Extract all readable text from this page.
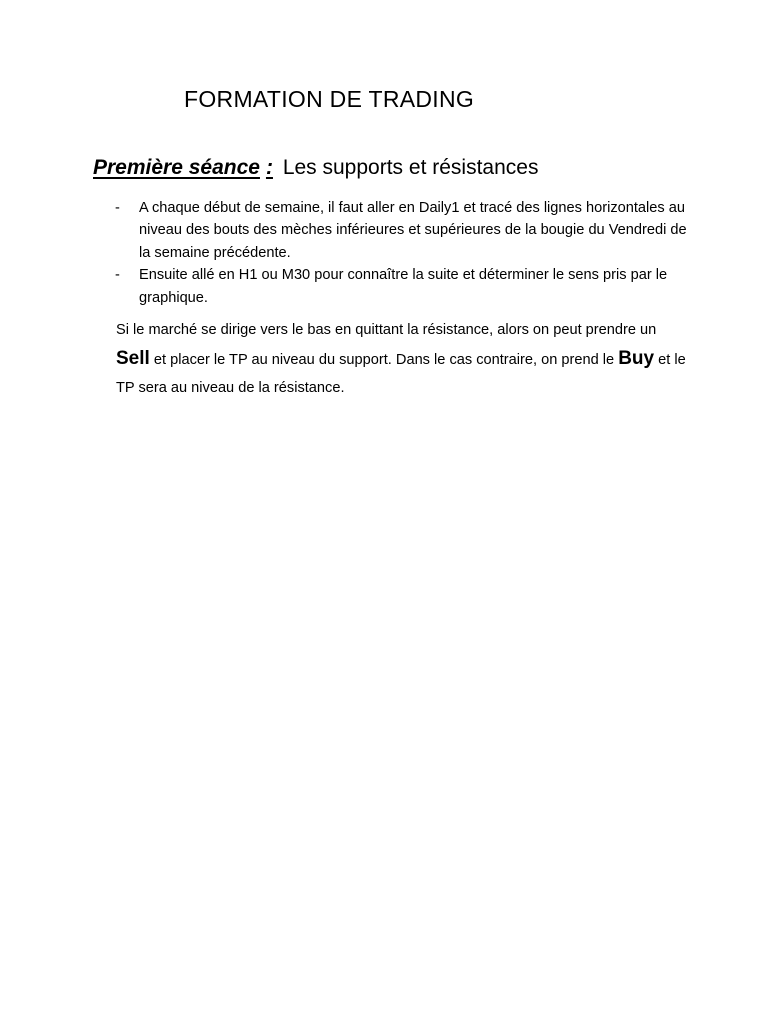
FORMATION DE TRADING
Première séance : Les supports et résistances
- A chaque début de semaine, il faut aller en Daily1 et tracé des lignes horizontales au niveau des bouts des mèches inférieures et supérieures de la bougie du Vendredi de la semaine précédente.
- Ensuite allé en H1 ou M30 pour connaître la suite et déterminer le sens pris par le graphique.

Si le marché se dirige vers le bas en quittant la résistance, alors on peut prendre un Sell et placer le TP au niveau du support. Dans le cas contraire, on prend le Buy et le TP sera au niveau de la résistance.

.....

## Given problem
Exclude all images and restate the records above word for word.

## Task answer
Extract all readable text from this page.
FORMATION DE TRADING
Première séance : Les supports et résistances
- A chaque début de semaine, il faut aller en Daily1 et tracé des lignes horizontales au niveau des bouts des mèches inférieures et supérieures de la bougie du Vendredi de la semaine précédente.
- Ensuite allé en H1 ou M30 pour connaître la suite et déterminer le sens pris par le graphique.

Si le marché se dirige vers le bas en quittant la résistance, alors on peut prendre un Sell et placer le TP au niveau du support. Dans le cas contraire, on prend le Buy et le TP sera au niveau de la résistance.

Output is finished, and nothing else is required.